§ **TASK STATEMENT**
Write down each entry again, exactly as it reads.

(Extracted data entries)
________________________
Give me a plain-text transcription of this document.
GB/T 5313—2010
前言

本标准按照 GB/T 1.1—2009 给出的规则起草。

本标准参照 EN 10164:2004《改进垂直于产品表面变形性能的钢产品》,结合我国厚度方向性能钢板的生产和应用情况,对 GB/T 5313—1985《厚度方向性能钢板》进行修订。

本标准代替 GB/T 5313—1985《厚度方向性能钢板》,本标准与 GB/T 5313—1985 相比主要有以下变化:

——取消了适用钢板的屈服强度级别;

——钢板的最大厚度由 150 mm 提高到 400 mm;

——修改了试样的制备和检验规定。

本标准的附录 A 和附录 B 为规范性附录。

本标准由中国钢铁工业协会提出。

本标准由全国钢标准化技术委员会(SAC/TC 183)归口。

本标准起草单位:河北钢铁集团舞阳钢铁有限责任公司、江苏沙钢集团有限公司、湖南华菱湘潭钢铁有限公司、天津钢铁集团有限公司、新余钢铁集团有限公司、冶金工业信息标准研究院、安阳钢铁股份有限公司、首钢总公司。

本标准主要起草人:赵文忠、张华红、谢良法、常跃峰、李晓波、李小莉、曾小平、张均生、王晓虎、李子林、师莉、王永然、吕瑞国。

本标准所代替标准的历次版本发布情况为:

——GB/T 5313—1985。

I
________________________
§ **RESPONSE FOR THIS EXERCISE**
Give me a plain-text transcription of this document.
GB/T 5313—2010
前言

本标准按照 GB/T 1.1—2009 给出的规则起草。

本标准参照 EN 10164:2004《改进垂直于产品表面变形性能的钢产品》,结合我国厚度方向性能钢板的生产和应用情况,对 GB/T 5313—1985《厚度方向性能钢板》进行修订。

本标准代替 GB/T 5313—1985《厚度方向性能钢板》,本标准与 GB/T 5313—1985 相比主要有以下变化:

——取消了适用钢板的屈服强度级别;

——钢板的最大厚度由 150 mm 提高到 400 mm;

——修改了试样的制备和检验规定。

本标准的附录 A 和附录 B 为规范性附录。

本标准由中国钢铁工业协会提出。

本标准由全国钢标准化技术委员会(SAC/TC 183)归口。

本标准起草单位:河北钢铁集团舞阳钢铁有限责任公司、江苏沙钢集团有限公司、湖南华菱湘潭钢铁有限公司、天津钢铁集团有限公司、新余钢铁集团有限公司、冶金工业信息标准研究院、安阳钢铁股份有限公司、首钢总公司。

本标准主要起草人:赵文忠、张华红、谢良法、常跃峰、李晓波、李小莉、曾小平、张均生、王晓虎、李子林、师莉、王永然、吕瑞国。

本标准所代替标准的历次版本发布情况为:

——GB/T 5313—1985。

I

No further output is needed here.